##### DATASET RECORDS #####

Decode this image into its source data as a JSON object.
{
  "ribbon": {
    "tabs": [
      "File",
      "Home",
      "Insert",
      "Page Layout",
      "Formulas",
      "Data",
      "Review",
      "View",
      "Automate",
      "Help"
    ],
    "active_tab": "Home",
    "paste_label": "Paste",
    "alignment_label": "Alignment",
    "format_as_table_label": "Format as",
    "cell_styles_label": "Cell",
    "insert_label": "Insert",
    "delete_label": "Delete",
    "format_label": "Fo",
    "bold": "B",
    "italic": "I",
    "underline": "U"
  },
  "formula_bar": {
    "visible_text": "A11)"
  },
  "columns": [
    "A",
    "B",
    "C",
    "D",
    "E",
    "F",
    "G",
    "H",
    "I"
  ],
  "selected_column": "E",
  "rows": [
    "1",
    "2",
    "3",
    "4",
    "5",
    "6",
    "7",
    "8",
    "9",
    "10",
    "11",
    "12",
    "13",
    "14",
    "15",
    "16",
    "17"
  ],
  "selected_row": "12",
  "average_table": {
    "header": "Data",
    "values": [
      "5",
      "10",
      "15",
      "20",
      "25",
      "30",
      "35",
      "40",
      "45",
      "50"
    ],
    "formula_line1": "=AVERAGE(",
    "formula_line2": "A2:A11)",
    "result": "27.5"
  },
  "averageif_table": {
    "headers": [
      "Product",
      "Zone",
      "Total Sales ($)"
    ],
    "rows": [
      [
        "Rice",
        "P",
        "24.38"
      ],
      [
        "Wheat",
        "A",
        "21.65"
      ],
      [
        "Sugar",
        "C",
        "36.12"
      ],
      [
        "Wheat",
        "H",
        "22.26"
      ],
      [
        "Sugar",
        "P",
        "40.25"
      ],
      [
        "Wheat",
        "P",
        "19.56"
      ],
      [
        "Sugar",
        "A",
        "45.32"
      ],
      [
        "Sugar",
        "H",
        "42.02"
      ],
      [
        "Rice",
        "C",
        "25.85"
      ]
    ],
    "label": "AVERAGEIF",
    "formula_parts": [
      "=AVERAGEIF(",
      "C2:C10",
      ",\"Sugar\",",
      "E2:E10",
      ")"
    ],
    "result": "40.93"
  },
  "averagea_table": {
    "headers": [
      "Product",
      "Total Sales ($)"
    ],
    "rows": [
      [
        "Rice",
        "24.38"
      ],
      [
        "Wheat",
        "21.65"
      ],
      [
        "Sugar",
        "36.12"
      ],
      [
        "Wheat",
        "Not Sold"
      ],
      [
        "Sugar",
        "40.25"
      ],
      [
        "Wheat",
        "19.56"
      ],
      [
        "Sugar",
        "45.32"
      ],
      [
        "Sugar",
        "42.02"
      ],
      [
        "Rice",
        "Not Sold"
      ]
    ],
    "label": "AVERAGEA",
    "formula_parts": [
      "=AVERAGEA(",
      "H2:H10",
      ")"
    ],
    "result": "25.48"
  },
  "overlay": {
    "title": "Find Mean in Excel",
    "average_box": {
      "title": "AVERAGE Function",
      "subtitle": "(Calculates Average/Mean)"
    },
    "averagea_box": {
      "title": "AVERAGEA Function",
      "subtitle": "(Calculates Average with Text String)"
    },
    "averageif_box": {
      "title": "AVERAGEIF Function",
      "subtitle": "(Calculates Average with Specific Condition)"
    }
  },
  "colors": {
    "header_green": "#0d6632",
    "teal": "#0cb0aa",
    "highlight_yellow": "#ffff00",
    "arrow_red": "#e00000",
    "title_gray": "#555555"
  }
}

#####

**AIM OF THE TASK**
Copy each line of the data that contains the word "Mean".

**SOLUTION TO THIS TASK**
    "title": "Find Mean in Excel",
      "subtitle": "(Calculates Average/Mean)"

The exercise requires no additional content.